• DIRECTION: Extract the complete data exactly as given.

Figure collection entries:
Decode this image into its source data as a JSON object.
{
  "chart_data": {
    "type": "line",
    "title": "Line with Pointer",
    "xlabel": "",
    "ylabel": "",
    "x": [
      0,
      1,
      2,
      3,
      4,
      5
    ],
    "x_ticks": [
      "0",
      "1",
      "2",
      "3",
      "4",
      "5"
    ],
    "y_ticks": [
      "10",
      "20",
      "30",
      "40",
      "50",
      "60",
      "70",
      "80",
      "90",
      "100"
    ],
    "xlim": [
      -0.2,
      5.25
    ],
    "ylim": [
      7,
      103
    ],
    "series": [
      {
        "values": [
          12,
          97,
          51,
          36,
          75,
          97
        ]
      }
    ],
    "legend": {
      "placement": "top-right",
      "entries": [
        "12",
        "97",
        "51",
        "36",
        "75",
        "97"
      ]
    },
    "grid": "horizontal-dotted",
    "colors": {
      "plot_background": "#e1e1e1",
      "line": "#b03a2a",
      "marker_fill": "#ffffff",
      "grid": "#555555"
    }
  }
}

• SOLVED PROBLEM:
Decode this image into its source data as a JSON object.
{
  "chart_data": {
    "type": "line",
    "title": "Line with Pointer",
    "xlabel": "",
    "ylabel": "",
    "x": [
      0,
      1,
      2,
      3,
      4,
      5
    ],
    "x_ticks": [
      "0",
      "1",
      "2",
      "3",
      "4",
      "5"
    ],
    "y_ticks": [
      "10",
      "20",
      "30",
      "40",
      "50",
      "60",
      "70",
      "80",
      "90",
      "100"
    ],
    "xlim": [
      -0.2,
      5.25
    ],
    "ylim": [
      7,
      103
    ],
    "series": [
      {
        "values": [
          12,
          97,
          51,
          36,
          75,
          97
        ]
      }
    ],
    "legend": {
      "placement": "top-right",
      "entries": [
        "12",
        "97",
        "51",
        "36",
        "75",
        "97"
      ]
    },
    "grid": "horizontal-dotted",
    "colors": {
      "plot_background": "#e1e1e1",
      "line": "#b03a2a",
      "marker_fill": "#ffffff",
      "grid": "#555555"
    }
  }
}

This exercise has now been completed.